# WORK TO COMPLETE:
Draw out every line with the word "Engineering" from the listing below.

# RECORDED DATA:
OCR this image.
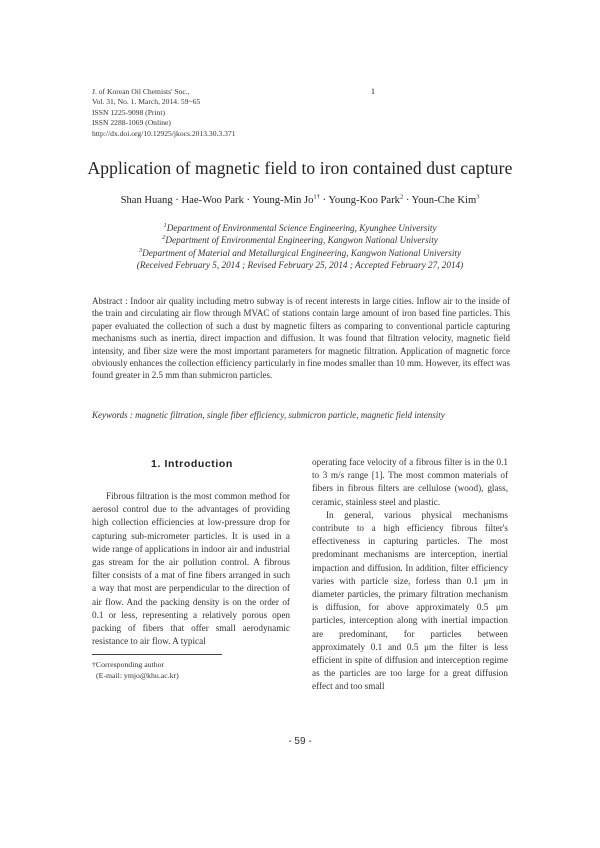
J. of Korean Oil Chemists' Soc.,
Vol. 31, No. 1. March, 2014. 59~65
ISSN 1225-9098 (Print)
ISSN 2288-1069 (Online)
http://dx.doi.org/10.12925/jkocs.2013.30.3.371
1
Application of magnetic field to iron contained dust capture
Shan Huang · Hae-Woo Park · Young-Min $Jo^{1\dagger}$ · Young-Koo Park$^2$ · Youn-Che Kim$^3$
$^1$Department of Environmental Science Engineering, Kyunghee University
$^2$Department of Environmental Engineering, Kangwon National University
$^3$Department of Material and Metallurgical Engineering, Kangwon National University
(Received February 5, 2014 ; Revised February 25, 2014 ; Accepted February 27, 2014)
Abstract : Indoor air quality including metro subway is of recent interests in large cities. Inflow air to the inside of the train and circulating air flow through MVAC of stations contain large amount of iron based fine particles. This paper evaluated the collection of such a dust by magnetic filters as comparing to conventional particle capturing mechanisms such as inertia, direct impaction and diffusion. It was found that filtration velocity, magnetic field intensity, and fiber size were the most important parameters for magnetic filtration. Application of magnetic force obviously enhances the collection efficiency particularly in fine modes smaller than 10 mm. However, its effect was found greater in 2.5 mm than submicron particles.
Keywords : magnetic filtration, single fiber efficiency, submicron particle, magnetic field intensity
1. Introduction

Fibrous filtration is the most common method for aerosol control due to the advantages of providing high collection efficiencies at low-pressure drop for capturing sub-micrometer particles. It is used in a wide range of applications in indoor air and industrial gas stream for the air pollution control. A fibrous filter consists of a mat of fine fibers arranged in such a way that most are perpendicular to the direction of air flow. And the packing density is on the order of 0.1 or less, representing a relatively porous open packing of fibers that offer small aerodynamic resistance to air flow. A typical

operating face velocity of a fibrous filter is in the 0.1 to 3 m/s range [1]. The most common materials of fibers in fibrous filters are cellulose (wood), glass, ceramic, stainless steel and plastic.

In general, various physical mechanisms contribute to a high efficiency fibrous filter's effectiveness in capturing particles. The most predominant mechanisms are interception, inertial impaction and diffusion. In addition, filter efficiency varies with particle size, forless than 0.1 μm in diameter particles, the primary filtration mechanism is diffusion, for above approximately 0.5 μm particles, interception along with inertial impaction are predominant, for particles between approximately 0.1 and 0.5 μm the filter is less efficient in spite of diffusion and interception regime as the particles are too large for a great diffusion effect and too small

†Corresponding author
(E-mail: ymjo@khu.ac.kr)
- 59 -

# WRITTEN ANSWER:
$^1$Department of Environmental Science Engineering, Kyunghee University
$^2$Department of Environmental Engineering, Kangwon National University
$^3$Department of Material and Metallurgical Engineering, Kangwon National University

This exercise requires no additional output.